### WRITTEN PROBLEM
Your task is to extract every line from the material below exactly.

### SOURCE DATA
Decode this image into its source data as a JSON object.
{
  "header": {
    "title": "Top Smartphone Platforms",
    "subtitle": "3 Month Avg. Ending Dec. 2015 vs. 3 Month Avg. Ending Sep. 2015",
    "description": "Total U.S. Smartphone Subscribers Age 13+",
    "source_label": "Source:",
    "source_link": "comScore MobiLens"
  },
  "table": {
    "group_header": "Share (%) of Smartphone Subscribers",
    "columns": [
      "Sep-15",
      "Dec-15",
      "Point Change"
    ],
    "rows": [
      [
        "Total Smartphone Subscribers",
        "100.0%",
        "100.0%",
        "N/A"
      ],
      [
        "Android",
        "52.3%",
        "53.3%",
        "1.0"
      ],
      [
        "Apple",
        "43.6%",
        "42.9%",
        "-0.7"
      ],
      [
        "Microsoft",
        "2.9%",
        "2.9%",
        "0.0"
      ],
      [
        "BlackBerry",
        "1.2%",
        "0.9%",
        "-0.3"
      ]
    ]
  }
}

### WRITTEN SOLUTION
Decode this image into its source data as a JSON object.
{
  "header": {
    "title": "Top Smartphone Platforms",
    "subtitle": "3 Month Avg. Ending Dec. 2015 vs. 3 Month Avg. Ending Sep. 2015",
    "description": "Total U.S. Smartphone Subscribers Age 13+",
    "source_label": "Source:",
    "source_link": "comScore MobiLens"
  },
  "table": {
    "group_header": "Share (%) of Smartphone Subscribers",
    "columns": [
      "Sep-15",
      "Dec-15",
      "Point Change"
    ],
    "rows": [
      [
        "Total Smartphone Subscribers",
        "100.0%",
        "100.0%",
        "N/A"
      ],
      [
        "Android",
        "52.3%",
        "53.3%",
        "1.0"
      ],
      [
        "Apple",
        "43.6%",
        "42.9%",
        "-0.7"
      ],
      [
        "Microsoft",
        "2.9%",
        "2.9%",
        "0.0"
      ],
      [
        "BlackBerry",
        "1.2%",
        "0.9%",
        "-0.3"
      ]
    ]
  }
}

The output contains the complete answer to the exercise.